■ INSTRUCTION:
Exact repetition of every entry is required.
— BEGIN ROWS —
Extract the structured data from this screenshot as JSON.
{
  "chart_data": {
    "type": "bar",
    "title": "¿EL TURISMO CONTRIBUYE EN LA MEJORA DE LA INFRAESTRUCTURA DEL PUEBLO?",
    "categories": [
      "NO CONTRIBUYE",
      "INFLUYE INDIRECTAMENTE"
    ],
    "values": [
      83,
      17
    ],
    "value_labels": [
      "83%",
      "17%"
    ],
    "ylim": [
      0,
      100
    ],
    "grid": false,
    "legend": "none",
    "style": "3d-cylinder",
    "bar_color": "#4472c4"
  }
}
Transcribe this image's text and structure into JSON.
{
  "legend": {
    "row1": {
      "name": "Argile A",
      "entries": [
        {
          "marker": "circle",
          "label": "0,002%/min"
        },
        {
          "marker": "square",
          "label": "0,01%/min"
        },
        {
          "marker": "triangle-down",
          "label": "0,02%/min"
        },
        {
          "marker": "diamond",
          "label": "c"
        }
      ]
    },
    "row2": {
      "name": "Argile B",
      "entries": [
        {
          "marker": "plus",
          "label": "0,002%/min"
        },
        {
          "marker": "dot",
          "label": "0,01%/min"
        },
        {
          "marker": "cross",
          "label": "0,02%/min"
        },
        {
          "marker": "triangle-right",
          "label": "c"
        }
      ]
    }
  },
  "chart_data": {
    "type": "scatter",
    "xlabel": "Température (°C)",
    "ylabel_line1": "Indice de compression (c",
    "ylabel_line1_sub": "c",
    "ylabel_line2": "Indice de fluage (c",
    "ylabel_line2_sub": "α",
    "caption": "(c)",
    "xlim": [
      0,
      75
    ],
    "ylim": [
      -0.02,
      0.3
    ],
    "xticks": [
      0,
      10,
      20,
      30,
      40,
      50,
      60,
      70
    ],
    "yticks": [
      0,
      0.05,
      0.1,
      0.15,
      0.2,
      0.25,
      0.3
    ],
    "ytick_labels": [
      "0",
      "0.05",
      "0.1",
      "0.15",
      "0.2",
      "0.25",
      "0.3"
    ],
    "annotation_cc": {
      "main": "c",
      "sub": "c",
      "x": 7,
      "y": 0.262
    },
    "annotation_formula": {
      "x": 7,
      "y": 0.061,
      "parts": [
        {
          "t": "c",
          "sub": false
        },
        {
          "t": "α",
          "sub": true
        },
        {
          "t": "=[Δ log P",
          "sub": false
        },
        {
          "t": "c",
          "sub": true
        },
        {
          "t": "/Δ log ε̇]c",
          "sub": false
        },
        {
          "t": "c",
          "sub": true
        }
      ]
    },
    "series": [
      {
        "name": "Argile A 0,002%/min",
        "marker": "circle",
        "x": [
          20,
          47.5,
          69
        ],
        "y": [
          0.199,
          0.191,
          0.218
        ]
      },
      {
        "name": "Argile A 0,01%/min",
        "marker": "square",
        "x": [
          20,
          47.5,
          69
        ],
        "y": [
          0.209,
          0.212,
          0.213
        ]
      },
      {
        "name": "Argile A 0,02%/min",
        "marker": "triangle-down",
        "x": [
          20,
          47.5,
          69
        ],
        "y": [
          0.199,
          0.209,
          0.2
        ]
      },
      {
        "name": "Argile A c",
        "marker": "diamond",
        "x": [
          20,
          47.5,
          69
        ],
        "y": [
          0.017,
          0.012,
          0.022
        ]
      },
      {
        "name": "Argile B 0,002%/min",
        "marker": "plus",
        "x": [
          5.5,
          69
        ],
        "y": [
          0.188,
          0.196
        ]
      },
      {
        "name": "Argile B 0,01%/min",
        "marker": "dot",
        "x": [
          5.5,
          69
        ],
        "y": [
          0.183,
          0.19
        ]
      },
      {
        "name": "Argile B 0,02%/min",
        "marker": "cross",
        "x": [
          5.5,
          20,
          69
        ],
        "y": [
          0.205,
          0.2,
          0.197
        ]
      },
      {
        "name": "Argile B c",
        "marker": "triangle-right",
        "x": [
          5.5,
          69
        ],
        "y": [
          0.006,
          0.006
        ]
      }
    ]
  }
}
— END ROWS —
■ SOLUTION FOR THIS EXERCISE:
Extract the structured data from this screenshot as JSON.
{
  "chart_data": {
    "type": "bar",
    "title": "¿EL TURISMO CONTRIBUYE EN LA MEJORA DE LA INFRAESTRUCTURA DEL PUEBLO?",
    "categories": [
      "NO CONTRIBUYE",
      "INFLUYE INDIRECTAMENTE"
    ],
    "values": [
      83,
      17
    ],
    "value_labels": [
      "83%",
      "17%"
    ],
    "ylim": [
      0,
      100
    ],
    "grid": false,
    "legend": "none",
    "style": "3d-cylinder",
    "bar_color": "#4472c4"
  }
}
Transcribe this image's text and structure into JSON.
{
  "legend": {
    "row1": {
      "name": "Argile A",
      "entries": [
        {
          "marker": "circle",
          "label": "0,002%/min"
        },
        {
          "marker": "square",
          "label": "0,01%/min"
        },
        {
          "marker": "triangle-down",
          "label": "0,02%/min"
        },
        {
          "marker": "diamond",
          "label": "c"
        }
      ]
    },
    "row2": {
      "name": "Argile B",
      "entries": [
        {
          "marker": "plus",
          "label": "0,002%/min"
        },
        {
          "marker": "dot",
          "label": "0,01%/min"
        },
        {
          "marker": "cross",
          "label": "0,02%/min"
        },
        {
          "marker": "triangle-right",
          "label": "c"
        }
      ]
    }
  },
  "chart_data": {
    "type": "scatter",
    "xlabel": "Température (°C)",
    "ylabel_line1": "Indice de compression (c",
    "ylabel_line1_sub": "c",
    "ylabel_line2": "Indice de fluage (c",
    "ylabel_line2_sub": "α",
    "caption": "(c)",
    "xlim": [
      0,
      75
    ],
    "ylim": [
      -0.02,
      0.3
    ],
    "xticks": [
      0,
      10,
      20,
      30,
      40,
      50,
      60,
      70
    ],
    "yticks": [
      0,
      0.05,
      0.1,
      0.15,
      0.2,
      0.25,
      0.3
    ],
    "ytick_labels": [
      "0",
      "0.05",
      "0.1",
      "0.15",
      "0.2",
      "0.25",
      "0.3"
    ],
    "annotation_cc": {
      "main": "c",
      "sub": "c",
      "x": 7,
      "y": 0.262
    },
    "annotation_formula": {
      "x": 7,
      "y": 0.061,
      "parts": [
        {
          "t": "c",
          "sub": false
        },
        {
          "t": "α",
          "sub": true
        },
        {
          "t": "=[Δ log P",
          "sub": false
        },
        {
          "t": "c",
          "sub": true
        },
        {
          "t": "/Δ log ε̇]c",
          "sub": false
        },
        {
          "t": "c",
          "sub": true
        }
      ]
    },
    "series": [
      {
        "name": "Argile A 0,002%/min",
        "marker": "circle",
        "x": [
          20,
          47.5,
          69
        ],
        "y": [
          0.199,
          0.191,
          0.218
        ]
      },
      {
        "name": "Argile A 0,01%/min",
        "marker": "square",
        "x": [
          20,
          47.5,
          69
        ],
        "y": [
          0.209,
          0.212,
          0.213
        ]
      },
      {
        "name": "Argile A 0,02%/min",
        "marker": "triangle-down",
        "x": [
          20,
          47.5,
          69
        ],
        "y": [
          0.199,
          0.209,
          0.2
        ]
      },
      {
        "name": "Argile A c",
        "marker": "diamond",
        "x": [
          20,
          47.5,
          69
        ],
        "y": [
          0.017,
          0.012,
          0.022
        ]
      },
      {
        "name": "Argile B 0,002%/min",
        "marker": "plus",
        "x": [
          5.5,
          69
        ],
        "y": [
          0.188,
          0.196
        ]
      },
      {
        "name": "Argile B 0,01%/min",
        "marker": "dot",
        "x": [
          5.5,
          69
        ],
        "y": [
          0.183,
          0.19
        ]
      },
      {
        "name": "Argile B 0,02%/min",
        "marker": "cross",
        "x": [
          5.5,
          20,
          69
        ],
        "y": [
          0.205,
          0.2,
          0.197
        ]
      },
      {
        "name": "Argile B c",
        "marker": "triangle-right",
        "x": [
          5.5,
          69
        ],
        "y": [
          0.006,
          0.006
        ]
      }
    ]
  }
}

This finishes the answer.